WORK INSTRUCTIONS: Every record here should be printed again exactly.

(Data entries)

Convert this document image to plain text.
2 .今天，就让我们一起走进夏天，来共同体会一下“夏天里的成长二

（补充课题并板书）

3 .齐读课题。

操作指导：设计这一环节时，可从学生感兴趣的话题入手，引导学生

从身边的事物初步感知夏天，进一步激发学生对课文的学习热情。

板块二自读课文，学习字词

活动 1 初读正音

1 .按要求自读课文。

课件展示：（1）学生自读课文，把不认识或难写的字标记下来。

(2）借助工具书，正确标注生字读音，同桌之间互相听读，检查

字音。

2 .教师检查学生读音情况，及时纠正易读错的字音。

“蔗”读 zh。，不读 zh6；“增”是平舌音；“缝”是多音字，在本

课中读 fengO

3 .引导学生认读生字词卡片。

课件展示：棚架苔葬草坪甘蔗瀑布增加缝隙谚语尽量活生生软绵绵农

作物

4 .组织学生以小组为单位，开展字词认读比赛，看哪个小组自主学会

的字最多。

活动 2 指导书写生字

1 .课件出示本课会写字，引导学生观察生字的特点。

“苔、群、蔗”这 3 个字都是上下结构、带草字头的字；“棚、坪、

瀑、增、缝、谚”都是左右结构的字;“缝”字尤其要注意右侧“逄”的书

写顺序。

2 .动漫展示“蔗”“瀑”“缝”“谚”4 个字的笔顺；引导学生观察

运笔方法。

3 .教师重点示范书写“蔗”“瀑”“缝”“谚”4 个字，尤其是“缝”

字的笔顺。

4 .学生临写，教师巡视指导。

SOLVED PROBLEM:
Convert this document image to plain text.
2 .今天，就让我们一起走进夏天，来共同体会一下“夏天里的成长二

（补充课题并板书）

3 .齐读课题。

操作指导：设计这一环节时，可从学生感兴趣的话题入手，引导学生

从身边的事物初步感知夏天，进一步激发学生对课文的学习热情。

板块二自读课文，学习字词

活动 1 初读正音

1 .按要求自读课文。

课件展示：（1）学生自读课文，把不认识或难写的字标记下来。

(2）借助工具书，正确标注生字读音，同桌之间互相听读，检查

字音。

2 .教师检查学生读音情况，及时纠正易读错的字音。

“蔗”读 zh。，不读 zh6；“增”是平舌音；“缝”是多音字，在本

课中读 fengO

3 .引导学生认读生字词卡片。

课件展示：棚架苔葬草坪甘蔗瀑布增加缝隙谚语尽量活生生软绵绵农

作物

4 .组织学生以小组为单位，开展字词认读比赛，看哪个小组自主学会

的字最多。

活动 2 指导书写生字

1 .课件出示本课会写字，引导学生观察生字的特点。

“苔、群、蔗”这 3 个字都是上下结构、带草字头的字；“棚、坪、

瀑、增、缝、谚”都是左右结构的字;“缝”字尤其要注意右侧“逄”的书

写顺序。

2 .动漫展示“蔗”“瀑”“缝”“谚”4 个字的笔顺；引导学生观察

运笔方法。

3 .教师重点示范书写“蔗”“瀑”“缝”“谚”4 个字，尤其是“缝”

字的笔顺。

4 .学生临写，教师巡视指导。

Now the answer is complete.